Selection of a brain‐seeking subline of breast cancer cells

Abstract

Our lab has shown that MDA‐MB‐231 human breast cancer cells can be isolated from the chick embryo brain after injection into the extra‐embryonic vasculature. Others have demonstrated with nude mice that re‐injection of these cells results in sublines with enhanced capability to metastasize to the brain. It remained unknown whether this was the result of cells specifically targeting the brain, or increased survival in the brain compared to other organs. We transfected MDA‐MB‐231 cells with neomycin resistance and lacZ genes to enable drug‐selection and visualization. This allowed us to quantitate cells which extravasated into the brain and grew as colonies after dissection, dissociation, and drug selection following injection. To determine the sensitivity of the chick embryo system for detecting brain metastases, cells were injected at high and low concentrations. Colonies were detected following injection of as few as 5,000 cells (average of 32.2 colonies/brain). Sublines of cells which had been through the brain up to five times were created. The number of colonies isolated from the brain and liver after re‐injection was compared to that of previously uninjected cells. Re‐injected cells produced a greater number of colonies, suggesting that these cells specifically target the brain. This project was supported by NIH grant 2 P20 RR016472‐07 under the INBRE Program of the National Center for Research Resources.

____________

Your instructions: In the breast cancer abstract, what was the average number of colonies per brain after injecting 5,000 cells? Use only the breast cancer abstract above.

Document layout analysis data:
____________

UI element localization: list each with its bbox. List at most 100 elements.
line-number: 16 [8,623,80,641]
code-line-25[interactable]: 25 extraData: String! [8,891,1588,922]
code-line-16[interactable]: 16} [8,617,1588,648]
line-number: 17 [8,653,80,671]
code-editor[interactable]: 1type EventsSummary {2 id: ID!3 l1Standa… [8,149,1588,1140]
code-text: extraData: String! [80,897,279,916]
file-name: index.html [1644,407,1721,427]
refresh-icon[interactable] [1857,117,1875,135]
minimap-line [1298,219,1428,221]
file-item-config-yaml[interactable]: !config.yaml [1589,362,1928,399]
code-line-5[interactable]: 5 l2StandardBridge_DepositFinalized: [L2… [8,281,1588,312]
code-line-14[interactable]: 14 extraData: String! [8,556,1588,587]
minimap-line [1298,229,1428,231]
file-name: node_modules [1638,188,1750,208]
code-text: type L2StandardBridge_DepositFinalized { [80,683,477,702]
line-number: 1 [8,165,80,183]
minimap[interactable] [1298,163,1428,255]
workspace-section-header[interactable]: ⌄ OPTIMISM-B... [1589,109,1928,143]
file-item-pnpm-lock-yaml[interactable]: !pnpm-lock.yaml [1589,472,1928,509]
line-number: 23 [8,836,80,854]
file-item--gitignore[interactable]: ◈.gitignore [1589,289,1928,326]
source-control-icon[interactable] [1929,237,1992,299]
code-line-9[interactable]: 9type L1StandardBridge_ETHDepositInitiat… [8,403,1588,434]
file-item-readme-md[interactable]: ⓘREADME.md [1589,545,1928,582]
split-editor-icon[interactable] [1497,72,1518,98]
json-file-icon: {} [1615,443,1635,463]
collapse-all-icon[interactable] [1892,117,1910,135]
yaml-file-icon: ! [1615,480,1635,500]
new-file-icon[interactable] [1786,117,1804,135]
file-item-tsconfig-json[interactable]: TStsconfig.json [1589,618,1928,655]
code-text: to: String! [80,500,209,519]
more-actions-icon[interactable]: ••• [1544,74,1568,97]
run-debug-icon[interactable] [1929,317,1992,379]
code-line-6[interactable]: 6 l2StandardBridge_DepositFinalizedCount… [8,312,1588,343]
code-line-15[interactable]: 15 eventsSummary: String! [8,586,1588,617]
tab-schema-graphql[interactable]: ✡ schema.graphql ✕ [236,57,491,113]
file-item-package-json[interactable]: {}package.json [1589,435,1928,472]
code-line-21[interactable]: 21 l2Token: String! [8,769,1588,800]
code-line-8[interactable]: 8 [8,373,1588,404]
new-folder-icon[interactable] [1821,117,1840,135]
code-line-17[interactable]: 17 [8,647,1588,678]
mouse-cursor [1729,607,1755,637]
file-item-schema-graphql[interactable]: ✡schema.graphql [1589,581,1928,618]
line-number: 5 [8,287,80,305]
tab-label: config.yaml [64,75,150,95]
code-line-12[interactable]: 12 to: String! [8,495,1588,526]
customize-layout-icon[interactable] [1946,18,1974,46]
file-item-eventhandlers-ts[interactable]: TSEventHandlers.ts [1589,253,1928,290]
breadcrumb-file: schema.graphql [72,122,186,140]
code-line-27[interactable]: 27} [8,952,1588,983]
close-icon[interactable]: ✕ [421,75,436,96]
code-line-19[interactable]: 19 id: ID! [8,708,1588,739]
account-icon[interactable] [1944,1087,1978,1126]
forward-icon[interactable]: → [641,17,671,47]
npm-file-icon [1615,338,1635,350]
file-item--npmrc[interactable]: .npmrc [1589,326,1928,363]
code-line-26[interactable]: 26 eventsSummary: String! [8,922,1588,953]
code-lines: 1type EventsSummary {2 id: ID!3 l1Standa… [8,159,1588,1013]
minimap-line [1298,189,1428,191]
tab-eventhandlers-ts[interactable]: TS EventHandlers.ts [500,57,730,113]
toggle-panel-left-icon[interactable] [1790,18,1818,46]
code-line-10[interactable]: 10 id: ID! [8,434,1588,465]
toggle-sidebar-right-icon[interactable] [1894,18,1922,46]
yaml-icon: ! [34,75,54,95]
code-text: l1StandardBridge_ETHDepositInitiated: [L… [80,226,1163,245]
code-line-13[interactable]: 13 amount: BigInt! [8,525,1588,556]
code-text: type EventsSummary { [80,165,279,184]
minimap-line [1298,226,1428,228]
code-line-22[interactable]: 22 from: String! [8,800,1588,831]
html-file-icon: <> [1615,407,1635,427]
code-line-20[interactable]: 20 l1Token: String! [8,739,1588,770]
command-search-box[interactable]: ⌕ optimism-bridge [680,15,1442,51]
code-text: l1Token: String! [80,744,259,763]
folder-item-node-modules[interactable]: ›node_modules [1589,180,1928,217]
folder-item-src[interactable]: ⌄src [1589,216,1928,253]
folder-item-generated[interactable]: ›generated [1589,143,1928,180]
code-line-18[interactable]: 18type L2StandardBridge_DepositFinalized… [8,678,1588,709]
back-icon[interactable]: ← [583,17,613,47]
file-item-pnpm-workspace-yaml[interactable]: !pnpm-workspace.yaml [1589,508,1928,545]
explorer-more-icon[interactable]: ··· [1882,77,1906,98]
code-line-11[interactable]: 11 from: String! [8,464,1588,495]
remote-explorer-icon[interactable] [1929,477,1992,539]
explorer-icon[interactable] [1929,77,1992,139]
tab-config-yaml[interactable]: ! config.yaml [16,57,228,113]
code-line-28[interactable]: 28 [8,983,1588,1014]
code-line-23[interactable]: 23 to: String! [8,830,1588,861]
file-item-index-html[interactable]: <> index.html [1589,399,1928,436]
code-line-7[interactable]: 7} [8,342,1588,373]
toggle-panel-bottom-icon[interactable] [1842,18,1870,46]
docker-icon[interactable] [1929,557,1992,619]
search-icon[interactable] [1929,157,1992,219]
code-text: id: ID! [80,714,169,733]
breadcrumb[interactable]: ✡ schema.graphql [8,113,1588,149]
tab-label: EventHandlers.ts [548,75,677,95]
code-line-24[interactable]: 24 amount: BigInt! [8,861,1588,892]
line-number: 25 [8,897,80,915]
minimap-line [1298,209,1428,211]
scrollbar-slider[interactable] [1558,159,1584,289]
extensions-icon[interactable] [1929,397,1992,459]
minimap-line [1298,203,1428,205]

____________

Result for this exercise: An average of 32.2 colonies per brain.